TASK DATA:
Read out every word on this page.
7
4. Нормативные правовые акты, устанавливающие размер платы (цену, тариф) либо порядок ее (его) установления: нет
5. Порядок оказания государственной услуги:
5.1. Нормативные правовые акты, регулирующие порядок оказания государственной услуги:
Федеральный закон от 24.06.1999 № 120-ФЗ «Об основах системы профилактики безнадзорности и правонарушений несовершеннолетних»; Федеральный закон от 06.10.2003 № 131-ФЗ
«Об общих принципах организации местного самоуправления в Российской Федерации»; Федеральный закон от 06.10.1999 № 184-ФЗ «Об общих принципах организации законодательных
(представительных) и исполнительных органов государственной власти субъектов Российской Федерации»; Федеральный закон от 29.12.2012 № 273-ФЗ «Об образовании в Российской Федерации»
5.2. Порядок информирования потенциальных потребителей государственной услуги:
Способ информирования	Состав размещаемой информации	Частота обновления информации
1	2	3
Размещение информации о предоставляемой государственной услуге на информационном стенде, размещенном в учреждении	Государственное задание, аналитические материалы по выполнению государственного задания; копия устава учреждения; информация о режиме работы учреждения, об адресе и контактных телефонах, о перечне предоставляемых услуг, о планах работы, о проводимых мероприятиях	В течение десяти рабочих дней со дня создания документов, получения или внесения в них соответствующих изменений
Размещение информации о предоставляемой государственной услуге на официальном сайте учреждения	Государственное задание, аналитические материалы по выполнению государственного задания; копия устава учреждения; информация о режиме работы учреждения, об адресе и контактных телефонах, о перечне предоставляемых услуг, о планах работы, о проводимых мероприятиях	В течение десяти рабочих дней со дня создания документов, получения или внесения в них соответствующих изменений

EXERCISE REQUIREMENTS: Repeat every line of the data, exactly and in full.

OUTPUT OF THE TASK:
Read out every word on this page.
7
4. Нормативные правовые акты, устанавливающие размер платы (цену, тариф) либо порядок ее (его) установления: нет
5. Порядок оказания государственной услуги:
5.1. Нормативные правовые акты, регулирующие порядок оказания государственной услуги:
Федеральный закон от 24.06.1999 № 120-ФЗ «Об основах системы профилактики безнадзорности и правонарушений несовершеннолетних»; Федеральный закон от 06.10.2003 № 131-ФЗ
«Об общих принципах организации местного самоуправления в Российской Федерации»; Федеральный закон от 06.10.1999 № 184-ФЗ «Об общих принципах организации законодательных
(представительных) и исполнительных органов государственной власти субъектов Российской Федерации»; Федеральный закон от 29.12.2012 № 273-ФЗ «Об образовании в Российской Федерации»
5.2. Порядок информирования потенциальных потребителей государственной услуги:
Способ информирования	Состав размещаемой информации	Частота обновления информации
1	2	3
Размещение информации о предоставляемой государственной услуге на информационном стенде, размещенном в учреждении	Государственное задание, аналитические материалы по выполнению государственного задания; копия устава учреждения; информация о режиме работы учреждения, об адресе и контактных телефонах, о перечне предоставляемых услуг, о планах работы, о проводимых мероприятиях	В течение десяти рабочих дней со дня создания документов, получения или внесения в них соответствующих изменений
Размещение информации о предоставляемой государственной услуге на официальном сайте учреждения	Государственное задание, аналитические материалы по выполнению государственного задания; копия устава учреждения; информация о режиме работы учреждения, об адресе и контактных телефонах, о перечне предоставляемых услуг, о планах работы, о проводимых мероприятиях	В течение десяти рабочих дней со дня создания документов, получения или внесения в них соответствующих изменений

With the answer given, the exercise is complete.